§ **Interview**:
FORUM 06/2015 – INTERVIEW – Joost Meuwissen, Amsterdam/NL
Joost Meuwissen © Larry R. Williams |
Vom Diskursiven im Städtebau
Stadtplanung mit der ihr inhärenten Diskussionsebne
und der steten Suche nach geeigneten Theorien und Visionen für das
Zusammenleben in unserer verstädterten Gesellschaft ist eine ebenso
faszinierende wie leidenschaftliche Tätigkeit. Dies widerspiegelt auch das
Gespräch, das FORUM mit dem Architekten Joost Meuwissen, Vorstand des
Städtebauinstituts der TU Graz, geführt hat: einige Beobachtungen eines
Niederländers, der die neue Generation der Stadtplaner seit mittlerweile vielen
Jahren formt.
Michael Koller im Gespräch mit Joost
Meuwissen
Sie pendeln regelmäßig zwischen Amsterdam, wo Sie
nach wie vor ein Büro haben, und Graz. Bauen Sie denn auch noch?
Nein, aber es war auch eine bewusste Entscheidung, nur zu unterrichten und
zu schreiben. Der ehemalige Herausgeber von 010 Publishers sagte einmal zu mir:
„Du brauchst nicht zu bauen, mit dem Schreiben erreichst du ein viel breiteres
Publikum.“ Das Wichtige sind Aussagen und Publikationen, Texte und Ideen. Wenn
man Ideen entwickeln kann, ist es auch nicht wichtig, wo man sie entwickelt.
Neben Ihrer Tätigkeit als Leiter des Städtebauinstituts
der TU Graz sind Sie Architektur- und Städtebaukritiker und publizieren regelmäßig
in Fachzeitschriften. Wie kam es dazu?
Ich habe nach meinem Diplom begonnen, Architekturkritiken zu schreiben, vor
allem über Projekte meiner bauenden Kollegen, hatte aber bis dahin selbst noch
nichts gebaut. Kritiker wurden damals als Architekten zweiter Klasse angesehen.
Es gab zur damaligen Zeit in den Niederlanden etwa keine Tradition der
Architekturkritik – das war etwas absolut Neues –, und so habe ich dann auch zu
bauen begonnen.
Als Sie in Graz die Professur für Städtebau
erhielten, waren Sie in erster Linie als Partnerarchitekt von One Architecture bekannt, nicht aber als Städtebauspezialist. Wie
kam das?

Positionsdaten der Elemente
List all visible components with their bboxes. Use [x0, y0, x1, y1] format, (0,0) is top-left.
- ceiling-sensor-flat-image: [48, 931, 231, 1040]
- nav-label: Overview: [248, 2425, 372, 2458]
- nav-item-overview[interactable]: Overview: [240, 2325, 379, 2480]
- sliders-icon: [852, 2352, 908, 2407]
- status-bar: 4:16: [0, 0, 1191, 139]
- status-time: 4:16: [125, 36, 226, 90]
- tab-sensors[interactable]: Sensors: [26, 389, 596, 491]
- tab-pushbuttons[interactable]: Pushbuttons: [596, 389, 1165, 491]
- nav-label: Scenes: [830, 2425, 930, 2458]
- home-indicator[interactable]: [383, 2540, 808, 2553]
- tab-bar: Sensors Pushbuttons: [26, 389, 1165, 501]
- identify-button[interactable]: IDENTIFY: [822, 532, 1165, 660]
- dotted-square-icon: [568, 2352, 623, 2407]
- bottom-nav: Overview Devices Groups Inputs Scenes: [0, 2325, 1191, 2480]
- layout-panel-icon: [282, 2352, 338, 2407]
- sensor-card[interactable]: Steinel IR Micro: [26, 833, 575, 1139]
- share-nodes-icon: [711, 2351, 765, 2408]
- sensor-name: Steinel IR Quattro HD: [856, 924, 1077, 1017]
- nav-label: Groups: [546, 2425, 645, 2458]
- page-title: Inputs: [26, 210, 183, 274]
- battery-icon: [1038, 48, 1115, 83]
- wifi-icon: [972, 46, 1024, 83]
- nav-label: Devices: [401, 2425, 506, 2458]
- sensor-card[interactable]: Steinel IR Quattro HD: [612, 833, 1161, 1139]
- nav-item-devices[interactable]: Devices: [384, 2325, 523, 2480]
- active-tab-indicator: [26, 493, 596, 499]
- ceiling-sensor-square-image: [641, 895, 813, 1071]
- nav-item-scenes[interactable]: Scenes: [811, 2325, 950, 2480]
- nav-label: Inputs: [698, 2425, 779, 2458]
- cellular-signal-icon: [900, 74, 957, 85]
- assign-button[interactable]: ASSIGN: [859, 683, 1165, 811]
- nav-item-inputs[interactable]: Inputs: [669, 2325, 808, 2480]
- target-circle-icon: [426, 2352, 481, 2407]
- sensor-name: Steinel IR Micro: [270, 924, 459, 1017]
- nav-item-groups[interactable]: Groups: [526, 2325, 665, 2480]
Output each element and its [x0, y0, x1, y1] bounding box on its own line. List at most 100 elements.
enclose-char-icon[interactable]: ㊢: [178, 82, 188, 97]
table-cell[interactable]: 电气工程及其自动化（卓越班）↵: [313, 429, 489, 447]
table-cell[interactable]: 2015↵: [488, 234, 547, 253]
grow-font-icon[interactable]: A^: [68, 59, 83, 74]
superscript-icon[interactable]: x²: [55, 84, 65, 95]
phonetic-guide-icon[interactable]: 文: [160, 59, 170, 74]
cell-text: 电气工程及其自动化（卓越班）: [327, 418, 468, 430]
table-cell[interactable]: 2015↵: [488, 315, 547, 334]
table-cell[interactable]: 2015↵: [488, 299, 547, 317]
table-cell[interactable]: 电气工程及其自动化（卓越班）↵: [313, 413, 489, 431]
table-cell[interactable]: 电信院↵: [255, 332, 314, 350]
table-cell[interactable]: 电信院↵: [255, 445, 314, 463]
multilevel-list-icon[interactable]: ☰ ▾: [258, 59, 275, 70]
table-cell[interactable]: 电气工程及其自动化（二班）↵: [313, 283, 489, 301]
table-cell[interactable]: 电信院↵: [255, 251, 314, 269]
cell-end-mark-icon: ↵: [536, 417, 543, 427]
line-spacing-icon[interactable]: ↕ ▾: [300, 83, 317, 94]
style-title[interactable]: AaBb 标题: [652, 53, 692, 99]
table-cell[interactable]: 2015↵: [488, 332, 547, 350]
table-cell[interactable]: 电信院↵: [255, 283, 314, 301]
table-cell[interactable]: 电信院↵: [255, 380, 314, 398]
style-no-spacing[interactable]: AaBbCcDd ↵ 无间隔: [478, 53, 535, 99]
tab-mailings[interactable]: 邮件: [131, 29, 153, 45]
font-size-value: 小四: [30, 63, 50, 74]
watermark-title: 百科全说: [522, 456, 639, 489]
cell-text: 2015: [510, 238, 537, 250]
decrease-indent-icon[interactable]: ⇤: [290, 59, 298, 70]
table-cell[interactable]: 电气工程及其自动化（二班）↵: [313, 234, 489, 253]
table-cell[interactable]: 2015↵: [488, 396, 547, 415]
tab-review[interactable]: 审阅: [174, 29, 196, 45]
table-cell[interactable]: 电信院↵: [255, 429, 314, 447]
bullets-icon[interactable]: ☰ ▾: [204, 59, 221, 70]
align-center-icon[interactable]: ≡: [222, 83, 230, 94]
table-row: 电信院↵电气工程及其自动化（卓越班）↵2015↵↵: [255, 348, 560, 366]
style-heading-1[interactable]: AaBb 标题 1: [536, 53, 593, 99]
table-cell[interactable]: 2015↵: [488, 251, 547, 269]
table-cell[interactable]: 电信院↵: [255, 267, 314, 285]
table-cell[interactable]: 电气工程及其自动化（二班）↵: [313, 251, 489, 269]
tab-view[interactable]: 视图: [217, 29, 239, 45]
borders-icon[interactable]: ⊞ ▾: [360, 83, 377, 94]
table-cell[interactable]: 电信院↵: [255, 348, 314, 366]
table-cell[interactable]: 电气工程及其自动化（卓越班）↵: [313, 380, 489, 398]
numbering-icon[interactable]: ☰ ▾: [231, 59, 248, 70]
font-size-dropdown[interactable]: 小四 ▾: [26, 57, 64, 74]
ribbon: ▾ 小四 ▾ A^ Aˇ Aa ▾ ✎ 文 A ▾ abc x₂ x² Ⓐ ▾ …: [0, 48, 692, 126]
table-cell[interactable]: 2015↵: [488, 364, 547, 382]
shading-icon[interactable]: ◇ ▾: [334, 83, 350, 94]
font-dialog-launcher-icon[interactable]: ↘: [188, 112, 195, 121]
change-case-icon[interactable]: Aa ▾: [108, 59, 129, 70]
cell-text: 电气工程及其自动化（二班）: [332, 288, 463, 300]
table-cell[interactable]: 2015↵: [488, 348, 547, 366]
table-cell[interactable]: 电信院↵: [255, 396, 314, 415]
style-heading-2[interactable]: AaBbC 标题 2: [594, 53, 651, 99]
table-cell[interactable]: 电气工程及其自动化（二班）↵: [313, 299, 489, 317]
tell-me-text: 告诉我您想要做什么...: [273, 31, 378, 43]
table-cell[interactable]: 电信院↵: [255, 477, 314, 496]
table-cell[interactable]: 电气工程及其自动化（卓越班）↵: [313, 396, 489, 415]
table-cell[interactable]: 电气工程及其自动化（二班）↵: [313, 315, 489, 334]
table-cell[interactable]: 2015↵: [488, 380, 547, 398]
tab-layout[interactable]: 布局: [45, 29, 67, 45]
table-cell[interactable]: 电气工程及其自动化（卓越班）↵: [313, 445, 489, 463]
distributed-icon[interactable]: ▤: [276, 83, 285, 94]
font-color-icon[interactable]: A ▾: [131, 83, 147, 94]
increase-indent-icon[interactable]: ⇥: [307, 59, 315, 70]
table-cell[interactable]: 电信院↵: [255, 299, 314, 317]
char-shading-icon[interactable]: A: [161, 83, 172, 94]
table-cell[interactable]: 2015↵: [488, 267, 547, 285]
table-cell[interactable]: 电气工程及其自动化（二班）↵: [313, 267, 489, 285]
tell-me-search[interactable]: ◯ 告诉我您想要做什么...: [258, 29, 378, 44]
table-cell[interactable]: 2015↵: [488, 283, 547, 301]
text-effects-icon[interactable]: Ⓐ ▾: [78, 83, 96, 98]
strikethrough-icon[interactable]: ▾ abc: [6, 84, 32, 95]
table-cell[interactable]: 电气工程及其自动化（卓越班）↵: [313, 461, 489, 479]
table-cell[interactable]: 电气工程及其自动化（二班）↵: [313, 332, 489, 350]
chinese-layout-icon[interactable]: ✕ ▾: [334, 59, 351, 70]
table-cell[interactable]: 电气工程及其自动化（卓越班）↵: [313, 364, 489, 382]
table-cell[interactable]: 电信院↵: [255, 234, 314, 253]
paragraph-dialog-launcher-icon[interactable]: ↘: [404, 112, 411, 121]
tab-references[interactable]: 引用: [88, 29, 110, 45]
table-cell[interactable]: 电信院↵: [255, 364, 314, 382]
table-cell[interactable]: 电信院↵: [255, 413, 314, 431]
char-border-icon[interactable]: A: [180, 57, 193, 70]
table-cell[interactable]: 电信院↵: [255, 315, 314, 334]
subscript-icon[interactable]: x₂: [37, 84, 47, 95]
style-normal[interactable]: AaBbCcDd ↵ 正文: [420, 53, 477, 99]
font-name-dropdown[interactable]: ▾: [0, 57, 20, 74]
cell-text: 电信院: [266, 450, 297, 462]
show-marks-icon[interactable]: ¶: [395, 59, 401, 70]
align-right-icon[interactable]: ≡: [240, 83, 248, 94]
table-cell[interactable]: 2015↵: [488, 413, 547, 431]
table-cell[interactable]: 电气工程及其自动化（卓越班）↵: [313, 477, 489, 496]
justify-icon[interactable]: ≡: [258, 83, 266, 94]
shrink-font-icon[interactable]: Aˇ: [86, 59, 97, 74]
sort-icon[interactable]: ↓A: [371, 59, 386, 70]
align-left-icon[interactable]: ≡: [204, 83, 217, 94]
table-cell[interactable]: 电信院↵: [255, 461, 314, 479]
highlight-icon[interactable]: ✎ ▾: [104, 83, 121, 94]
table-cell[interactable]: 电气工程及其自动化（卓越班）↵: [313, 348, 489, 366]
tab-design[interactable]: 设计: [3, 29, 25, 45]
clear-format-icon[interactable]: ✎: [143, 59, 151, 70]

§ **Übungsaufgaben**:
1 > Gib den Inhalt des Interviews in zwei Sätzen wieder.
2 > Was sagte laut dem Interview der ehemalige Herausgeber von 010 Publishers zu Meuwissen?

§ **Lösungen**:
1 > Michael Koller spricht mit dem Architekten Joost Meuwissen, dem Vorstand des Städtebauinstituts der TU Graz, der regelmäßig zwischen Amsterdam und Graz pendelt. Meuwissen baut nicht mehr, weil er sich bewusst für Unterrichten und Schreiben entschieden hat, und erzählt, dass er nach seinem Diplom Architekturkritiken zu schreiben begann, als es in den Niederlanden noch keine Tradition der Architekturkritik gab.

2 > Er brauche nicht zu bauen, denn mit dem Schreiben erreiche er ein viel breiteres Publikum.